__Records to process__.
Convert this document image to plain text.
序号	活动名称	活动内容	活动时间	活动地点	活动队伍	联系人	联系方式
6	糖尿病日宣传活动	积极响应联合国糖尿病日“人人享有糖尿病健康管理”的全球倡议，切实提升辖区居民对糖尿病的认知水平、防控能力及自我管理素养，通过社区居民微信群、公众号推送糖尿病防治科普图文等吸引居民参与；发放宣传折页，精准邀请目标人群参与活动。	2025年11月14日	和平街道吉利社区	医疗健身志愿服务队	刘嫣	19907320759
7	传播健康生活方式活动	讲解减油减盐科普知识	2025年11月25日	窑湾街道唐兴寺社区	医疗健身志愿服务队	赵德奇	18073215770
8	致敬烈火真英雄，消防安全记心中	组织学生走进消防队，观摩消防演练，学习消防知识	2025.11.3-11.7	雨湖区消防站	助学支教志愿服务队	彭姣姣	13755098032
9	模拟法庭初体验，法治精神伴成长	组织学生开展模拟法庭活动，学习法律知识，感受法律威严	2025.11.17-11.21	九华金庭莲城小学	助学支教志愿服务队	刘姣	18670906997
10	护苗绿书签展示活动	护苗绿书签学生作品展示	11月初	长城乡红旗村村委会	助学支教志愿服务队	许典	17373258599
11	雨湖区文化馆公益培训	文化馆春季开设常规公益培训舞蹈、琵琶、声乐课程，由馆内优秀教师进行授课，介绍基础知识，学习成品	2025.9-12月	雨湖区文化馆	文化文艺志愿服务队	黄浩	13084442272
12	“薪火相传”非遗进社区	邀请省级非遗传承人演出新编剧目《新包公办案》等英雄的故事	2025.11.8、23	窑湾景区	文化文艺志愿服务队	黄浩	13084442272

__Aim__.
Repeat the records above in full, character for character.

__Correct response__.
Convert this document image to plain text.
序号	活动名称	活动内容	活动时间	活动地点	活动队伍	联系人	联系方式
6	糖尿病日宣传活动	积极响应联合国糖尿病日“人人享有糖尿病健康管理”的全球倡议，切实提升辖区居民对糖尿病的认知水平、防控能力及自我管理素养，通过社区居民微信群、公众号推送糖尿病防治科普图文等吸引居民参与；发放宣传折页，精准邀请目标人群参与活动。	2025年11月14日	和平街道吉利社区	医疗健身志愿服务队	刘嫣	19907320759
7	传播健康生活方式活动	讲解减油减盐科普知识	2025年11月25日	窑湾街道唐兴寺社区	医疗健身志愿服务队	赵德奇	18073215770
8	致敬烈火真英雄，消防安全记心中	组织学生走进消防队，观摩消防演练，学习消防知识	2025.11.3-11.7	雨湖区消防站	助学支教志愿服务队	彭姣姣	13755098032
9	模拟法庭初体验，法治精神伴成长	组织学生开展模拟法庭活动，学习法律知识，感受法律威严	2025.11.17-11.21	九华金庭莲城小学	助学支教志愿服务队	刘姣	18670906997
10	护苗绿书签展示活动	护苗绿书签学生作品展示	11月初	长城乡红旗村村委会	助学支教志愿服务队	许典	17373258599
11	雨湖区文化馆公益培训	文化馆春季开设常规公益培训舞蹈、琵琶、声乐课程，由馆内优秀教师进行授课，介绍基础知识，学习成品	2025.9-12月	雨湖区文化馆	文化文艺志愿服务队	黄浩	13084442272
12	“薪火相传”非遗进社区	邀请省级非遗传承人演出新编剧目《新包公办案》等英雄的故事	2025.11.8、23	窑湾景区	文化文艺志愿服务队	黄浩	13084442272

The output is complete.